──────── Dataset extract

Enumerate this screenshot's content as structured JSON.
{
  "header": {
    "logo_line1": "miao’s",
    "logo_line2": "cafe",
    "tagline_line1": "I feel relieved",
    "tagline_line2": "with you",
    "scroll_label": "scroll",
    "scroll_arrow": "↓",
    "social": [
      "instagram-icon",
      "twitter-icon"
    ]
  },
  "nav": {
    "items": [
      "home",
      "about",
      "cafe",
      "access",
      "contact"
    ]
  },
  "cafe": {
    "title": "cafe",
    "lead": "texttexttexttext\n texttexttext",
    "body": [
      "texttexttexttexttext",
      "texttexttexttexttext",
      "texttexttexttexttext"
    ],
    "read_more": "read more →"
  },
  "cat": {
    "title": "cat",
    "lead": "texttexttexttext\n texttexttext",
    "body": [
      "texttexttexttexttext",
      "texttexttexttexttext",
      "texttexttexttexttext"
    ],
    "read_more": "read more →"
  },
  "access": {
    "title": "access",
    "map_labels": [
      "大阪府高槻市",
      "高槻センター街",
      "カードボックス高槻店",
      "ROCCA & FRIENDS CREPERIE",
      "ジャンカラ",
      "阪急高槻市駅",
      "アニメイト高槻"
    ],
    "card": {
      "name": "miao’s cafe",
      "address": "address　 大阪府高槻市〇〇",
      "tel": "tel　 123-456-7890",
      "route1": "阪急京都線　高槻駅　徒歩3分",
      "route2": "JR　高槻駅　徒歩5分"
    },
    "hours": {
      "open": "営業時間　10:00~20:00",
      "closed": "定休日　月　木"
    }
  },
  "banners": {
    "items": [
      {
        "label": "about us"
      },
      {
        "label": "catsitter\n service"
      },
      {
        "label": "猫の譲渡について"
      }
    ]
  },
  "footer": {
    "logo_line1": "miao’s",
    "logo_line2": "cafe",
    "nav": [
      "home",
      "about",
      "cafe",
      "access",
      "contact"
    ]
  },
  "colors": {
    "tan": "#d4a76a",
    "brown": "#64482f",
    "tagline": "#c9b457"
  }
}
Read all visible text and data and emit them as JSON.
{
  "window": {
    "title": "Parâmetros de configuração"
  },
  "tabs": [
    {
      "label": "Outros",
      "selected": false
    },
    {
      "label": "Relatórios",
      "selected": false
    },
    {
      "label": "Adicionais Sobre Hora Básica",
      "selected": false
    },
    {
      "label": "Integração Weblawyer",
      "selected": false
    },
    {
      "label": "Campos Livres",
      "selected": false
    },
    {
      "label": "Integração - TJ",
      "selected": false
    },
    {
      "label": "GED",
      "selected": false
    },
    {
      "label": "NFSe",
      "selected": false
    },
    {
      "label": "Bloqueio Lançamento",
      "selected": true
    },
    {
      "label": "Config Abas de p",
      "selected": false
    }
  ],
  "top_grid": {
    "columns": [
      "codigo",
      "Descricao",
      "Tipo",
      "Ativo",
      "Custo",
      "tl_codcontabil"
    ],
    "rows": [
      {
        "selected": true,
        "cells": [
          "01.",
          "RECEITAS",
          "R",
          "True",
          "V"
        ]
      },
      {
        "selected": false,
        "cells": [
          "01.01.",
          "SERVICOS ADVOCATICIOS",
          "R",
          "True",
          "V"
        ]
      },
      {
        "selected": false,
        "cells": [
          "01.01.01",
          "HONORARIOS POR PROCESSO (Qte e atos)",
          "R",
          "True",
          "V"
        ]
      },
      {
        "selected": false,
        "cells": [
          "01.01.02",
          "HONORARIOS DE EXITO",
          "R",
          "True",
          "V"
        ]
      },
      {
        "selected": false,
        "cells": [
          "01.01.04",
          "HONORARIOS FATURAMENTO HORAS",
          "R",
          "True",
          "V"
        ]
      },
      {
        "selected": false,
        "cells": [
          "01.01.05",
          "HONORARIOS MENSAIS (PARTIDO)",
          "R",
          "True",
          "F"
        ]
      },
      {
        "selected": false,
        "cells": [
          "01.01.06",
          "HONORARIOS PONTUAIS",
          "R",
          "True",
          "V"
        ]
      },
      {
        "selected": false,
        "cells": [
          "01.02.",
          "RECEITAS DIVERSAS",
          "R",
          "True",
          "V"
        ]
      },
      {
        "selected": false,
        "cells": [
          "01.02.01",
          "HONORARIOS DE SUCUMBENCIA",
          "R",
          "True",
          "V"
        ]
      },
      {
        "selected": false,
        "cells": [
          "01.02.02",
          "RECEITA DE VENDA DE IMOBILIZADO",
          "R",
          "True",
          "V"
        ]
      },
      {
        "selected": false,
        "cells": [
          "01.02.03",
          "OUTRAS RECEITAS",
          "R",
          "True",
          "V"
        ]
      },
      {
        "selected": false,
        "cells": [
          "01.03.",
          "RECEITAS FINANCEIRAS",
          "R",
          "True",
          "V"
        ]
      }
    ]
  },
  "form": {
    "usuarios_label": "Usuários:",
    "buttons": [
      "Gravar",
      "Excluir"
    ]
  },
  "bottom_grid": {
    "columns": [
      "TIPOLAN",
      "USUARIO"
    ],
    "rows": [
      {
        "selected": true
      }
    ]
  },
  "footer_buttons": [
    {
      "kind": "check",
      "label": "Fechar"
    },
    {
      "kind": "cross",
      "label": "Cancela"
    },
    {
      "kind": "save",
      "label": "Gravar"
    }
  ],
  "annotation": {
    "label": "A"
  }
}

────────────────

▶ [Requirements]:
Where a line contains the string "HONORARIOS", extract that line.

▶ [Answer to this task]:
          "HONORARIOS POR PROCESSO (Qte e atos)",
          "HONORARIOS DE EXITO",
          "HONORARIOS FATURAMENTO HORAS",
          "HONORARIOS MENSAIS (PARTIDO)",
          "HONORARIOS PONTUAIS",
          "HONORARIOS DE SUCUMBENCIA",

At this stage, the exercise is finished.